*Exercise description*
Output the lines of the listing verbatim, starting at its first line and ending at the line that contains "footer-brand: 广东知识产权保护协会 GuangDong", with both of those lines included.

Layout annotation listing
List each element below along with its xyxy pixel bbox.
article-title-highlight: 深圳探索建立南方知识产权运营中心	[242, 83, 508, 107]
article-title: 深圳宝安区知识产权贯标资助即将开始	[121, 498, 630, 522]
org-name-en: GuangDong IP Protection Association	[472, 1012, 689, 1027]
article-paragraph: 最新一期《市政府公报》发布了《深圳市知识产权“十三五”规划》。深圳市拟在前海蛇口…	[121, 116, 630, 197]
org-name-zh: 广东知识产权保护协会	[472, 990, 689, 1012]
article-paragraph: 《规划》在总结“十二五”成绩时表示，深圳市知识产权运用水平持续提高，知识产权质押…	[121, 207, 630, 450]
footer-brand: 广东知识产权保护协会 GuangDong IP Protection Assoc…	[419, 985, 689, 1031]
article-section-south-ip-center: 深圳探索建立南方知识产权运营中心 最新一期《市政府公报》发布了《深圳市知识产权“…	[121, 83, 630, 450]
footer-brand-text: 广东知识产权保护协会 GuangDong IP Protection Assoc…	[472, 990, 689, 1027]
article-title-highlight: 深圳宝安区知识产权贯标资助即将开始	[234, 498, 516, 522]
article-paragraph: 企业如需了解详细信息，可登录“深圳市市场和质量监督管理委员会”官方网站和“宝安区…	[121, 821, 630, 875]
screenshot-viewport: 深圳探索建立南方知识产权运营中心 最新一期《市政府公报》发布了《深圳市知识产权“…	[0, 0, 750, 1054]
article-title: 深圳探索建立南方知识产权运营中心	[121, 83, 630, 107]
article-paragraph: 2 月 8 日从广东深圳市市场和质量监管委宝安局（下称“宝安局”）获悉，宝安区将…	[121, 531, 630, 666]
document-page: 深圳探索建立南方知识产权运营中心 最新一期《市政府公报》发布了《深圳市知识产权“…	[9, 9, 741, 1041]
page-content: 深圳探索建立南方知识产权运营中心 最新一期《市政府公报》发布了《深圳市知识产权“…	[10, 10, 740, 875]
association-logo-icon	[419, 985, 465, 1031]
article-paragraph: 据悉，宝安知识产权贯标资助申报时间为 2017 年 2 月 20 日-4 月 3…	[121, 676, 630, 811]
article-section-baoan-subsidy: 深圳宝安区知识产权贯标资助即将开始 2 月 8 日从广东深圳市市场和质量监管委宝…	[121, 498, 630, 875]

*Completed exercise*
List each element below along with its xyxy pixel bbox.
article-title-highlight: 深圳探索建立南方知识产权运营中心	[242, 83, 508, 107]
article-title: 深圳宝安区知识产权贯标资助即将开始	[121, 498, 630, 522]
org-name-en: GuangDong IP Protection Association	[472, 1012, 689, 1027]
article-paragraph: 最新一期《市政府公报》发布了《深圳市知识产权“十三五”规划》。深圳市拟在前海蛇口…	[121, 116, 630, 197]
org-name-zh: 广东知识产权保护协会	[472, 990, 689, 1012]
article-paragraph: 《规划》在总结“十二五”成绩时表示，深圳市知识产权运用水平持续提高，知识产权质押…	[121, 207, 630, 450]
footer-brand: 广东知识产权保护协会 GuangDong IP Protection Assoc…	[419, 985, 689, 1031]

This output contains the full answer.